==== DATASET EXTRACT

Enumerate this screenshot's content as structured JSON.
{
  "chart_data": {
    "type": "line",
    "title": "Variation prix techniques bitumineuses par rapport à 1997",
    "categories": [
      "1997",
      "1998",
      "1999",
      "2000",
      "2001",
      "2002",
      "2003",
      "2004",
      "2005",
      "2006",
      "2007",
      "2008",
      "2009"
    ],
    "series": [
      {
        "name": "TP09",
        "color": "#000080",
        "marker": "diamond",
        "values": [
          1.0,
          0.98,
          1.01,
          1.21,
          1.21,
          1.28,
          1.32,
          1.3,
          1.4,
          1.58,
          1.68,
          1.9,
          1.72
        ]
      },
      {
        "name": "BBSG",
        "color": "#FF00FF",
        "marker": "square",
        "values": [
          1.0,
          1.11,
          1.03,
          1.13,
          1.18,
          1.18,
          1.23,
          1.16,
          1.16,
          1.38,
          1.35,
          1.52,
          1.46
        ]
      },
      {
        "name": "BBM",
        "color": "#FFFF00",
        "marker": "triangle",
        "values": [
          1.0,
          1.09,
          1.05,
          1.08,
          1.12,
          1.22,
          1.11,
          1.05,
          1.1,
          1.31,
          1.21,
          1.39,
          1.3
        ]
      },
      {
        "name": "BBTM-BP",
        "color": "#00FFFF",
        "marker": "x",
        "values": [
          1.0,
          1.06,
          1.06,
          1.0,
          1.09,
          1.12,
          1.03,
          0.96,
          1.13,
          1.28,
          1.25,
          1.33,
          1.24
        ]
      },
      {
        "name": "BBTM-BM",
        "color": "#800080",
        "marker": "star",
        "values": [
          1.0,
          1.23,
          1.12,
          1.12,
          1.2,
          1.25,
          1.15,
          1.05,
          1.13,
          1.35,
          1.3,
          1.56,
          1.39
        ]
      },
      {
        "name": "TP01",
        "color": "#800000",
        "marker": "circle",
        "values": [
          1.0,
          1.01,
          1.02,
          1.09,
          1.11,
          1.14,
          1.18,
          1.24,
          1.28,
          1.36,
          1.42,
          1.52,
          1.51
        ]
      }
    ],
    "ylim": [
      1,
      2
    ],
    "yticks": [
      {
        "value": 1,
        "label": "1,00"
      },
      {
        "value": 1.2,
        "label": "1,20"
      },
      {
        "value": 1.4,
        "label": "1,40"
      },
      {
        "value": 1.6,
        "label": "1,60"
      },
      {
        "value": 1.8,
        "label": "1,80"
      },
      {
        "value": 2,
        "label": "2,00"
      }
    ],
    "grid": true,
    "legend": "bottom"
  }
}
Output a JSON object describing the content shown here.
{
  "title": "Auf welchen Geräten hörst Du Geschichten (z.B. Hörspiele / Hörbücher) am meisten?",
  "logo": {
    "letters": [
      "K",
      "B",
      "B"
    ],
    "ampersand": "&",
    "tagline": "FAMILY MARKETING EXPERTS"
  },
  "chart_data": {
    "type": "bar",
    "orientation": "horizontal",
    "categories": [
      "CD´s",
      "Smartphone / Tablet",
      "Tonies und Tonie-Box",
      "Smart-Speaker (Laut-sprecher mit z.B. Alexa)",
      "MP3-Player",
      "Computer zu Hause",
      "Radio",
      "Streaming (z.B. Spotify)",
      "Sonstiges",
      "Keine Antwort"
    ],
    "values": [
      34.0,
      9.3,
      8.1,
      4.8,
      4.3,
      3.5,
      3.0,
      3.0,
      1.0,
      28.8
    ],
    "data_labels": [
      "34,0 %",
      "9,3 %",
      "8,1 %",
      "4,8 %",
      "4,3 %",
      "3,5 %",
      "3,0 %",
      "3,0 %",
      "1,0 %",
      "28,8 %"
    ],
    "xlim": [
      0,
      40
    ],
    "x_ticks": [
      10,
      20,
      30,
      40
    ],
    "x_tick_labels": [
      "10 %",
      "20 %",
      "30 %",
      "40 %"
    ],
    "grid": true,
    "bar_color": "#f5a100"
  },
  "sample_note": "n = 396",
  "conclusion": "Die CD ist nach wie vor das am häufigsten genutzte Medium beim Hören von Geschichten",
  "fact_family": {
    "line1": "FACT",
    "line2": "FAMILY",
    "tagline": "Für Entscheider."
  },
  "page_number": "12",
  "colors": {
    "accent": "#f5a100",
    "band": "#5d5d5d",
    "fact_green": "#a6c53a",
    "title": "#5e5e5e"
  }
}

========

Copy each line of the data exactly, leaving nothing out.

■ SOLUTION FOR THIS EXERCISE:
Enumerate this screenshot's content as structured JSON.
{
  "chart_data": {
    "type": "line",
    "title": "Variation prix techniques bitumineuses par rapport à 1997",
    "categories": [
      "1997",
      "1998",
      "1999",
      "2000",
      "2001",
      "2002",
      "2003",
      "2004",
      "2005",
      "2006",
      "2007",
      "2008",
      "2009"
    ],
    "series": [
      {
        "name": "TP09",
        "color": "#000080",
        "marker": "diamond",
        "values": [
          1.0,
          0.98,
          1.01,
          1.21,
          1.21,
          1.28,
          1.32,
          1.3,
          1.4,
          1.58,
          1.68,
          1.9,
          1.72
        ]
      },
      {
        "name": "BBSG",
        "color": "#FF00FF",
        "marker": "square",
        "values": [
          1.0,
          1.11,
          1.03,
          1.13,
          1.18,
          1.18,
          1.23,
          1.16,
          1.16,
          1.38,
          1.35,
          1.52,
          1.46
        ]
      },
      {
        "name": "BBM",
        "color": "#FFFF00",
        "marker": "triangle",
        "values": [
          1.0,
          1.09,
          1.05,
          1.08,
          1.12,
          1.22,
          1.11,
          1.05,
          1.1,
          1.31,
          1.21,
          1.39,
          1.3
        ]
      },
      {
        "name": "BBTM-BP",
        "color": "#00FFFF",
        "marker": "x",
        "values": [
          1.0,
          1.06,
          1.06,
          1.0,
          1.09,
          1.12,
          1.03,
          0.96,
          1.13,
          1.28,
          1.25,
          1.33,
          1.24
        ]
      },
      {
        "name": "BBTM-BM",
        "color": "#800080",
        "marker": "star",
        "values": [
          1.0,
          1.23,
          1.12,
          1.12,
          1.2,
          1.25,
          1.15,
          1.05,
          1.13,
          1.35,
          1.3,
          1.56,
          1.39
        ]
      },
      {
        "name": "TP01",
        "color": "#800000",
        "marker": "circle",
        "values": [
          1.0,
          1.01,
          1.02,
          1.09,
          1.11,
          1.14,
          1.18,
          1.24,
          1.28,
          1.36,
          1.42,
          1.52,
          1.51
        ]
      }
    ],
    "ylim": [
      1,
      2
    ],
    "yticks": [
      {
        "value": 1,
        "label": "1,00"
      },
      {
        "value": 1.2,
        "label": "1,20"
      },
      {
        "value": 1.4,
        "label": "1,40"
      },
      {
        "value": 1.6,
        "label": "1,60"
      },
      {
        "value": 1.8,
        "label": "1,80"
      },
      {
        "value": 2,
        "label": "2,00"
      }
    ],
    "grid": true,
    "legend": "bottom"
  }
}
Output a JSON object describing the content shown here.
{
  "title": "Auf welchen Geräten hörst Du Geschichten (z.B. Hörspiele / Hörbücher) am meisten?",
  "logo": {
    "letters": [
      "K",
      "B",
      "B"
    ],
    "ampersand": "&",
    "tagline": "FAMILY MARKETING EXPERTS"
  },
  "chart_data": {
    "type": "bar",
    "orientation": "horizontal",
    "categories": [
      "CD´s",
      "Smartphone / Tablet",
      "Tonies und Tonie-Box",
      "Smart-Speaker (Laut-sprecher mit z.B. Alexa)",
      "MP3-Player",
      "Computer zu Hause",
      "Radio",
      "Streaming (z.B. Spotify)",
      "Sonstiges",
      "Keine Antwort"
    ],
    "values": [
      34.0,
      9.3,
      8.1,
      4.8,
      4.3,
      3.5,
      3.0,
      3.0,
      1.0,
      28.8
    ],
    "data_labels": [
      "34,0 %",
      "9,3 %",
      "8,1 %",
      "4,8 %",
      "4,3 %",
      "3,5 %",
      "3,0 %",
      "3,0 %",
      "1,0 %",
      "28,8 %"
    ],
    "xlim": [
      0,
      40
    ],
    "x_ticks": [
      10,
      20,
      30,
      40
    ],
    "x_tick_labels": [
      "10 %",
      "20 %",
      "30 %",
      "40 %"
    ],
    "grid": true,
    "bar_color": "#f5a100"
  },
  "sample_note": "n = 396",
  "conclusion": "Die CD ist nach wie vor das am häufigsten genutzte Medium beim Hören von Geschichten",
  "fact_family": {
    "line1": "FACT",
    "line2": "FAMILY",
    "tagline": "Für Entscheider."
  },
  "page_number": "12",
  "colors": {
    "accent": "#f5a100",
    "band": "#5d5d5d",
    "fact_green": "#a6c53a",
    "title": "#5e5e5e"
  }
}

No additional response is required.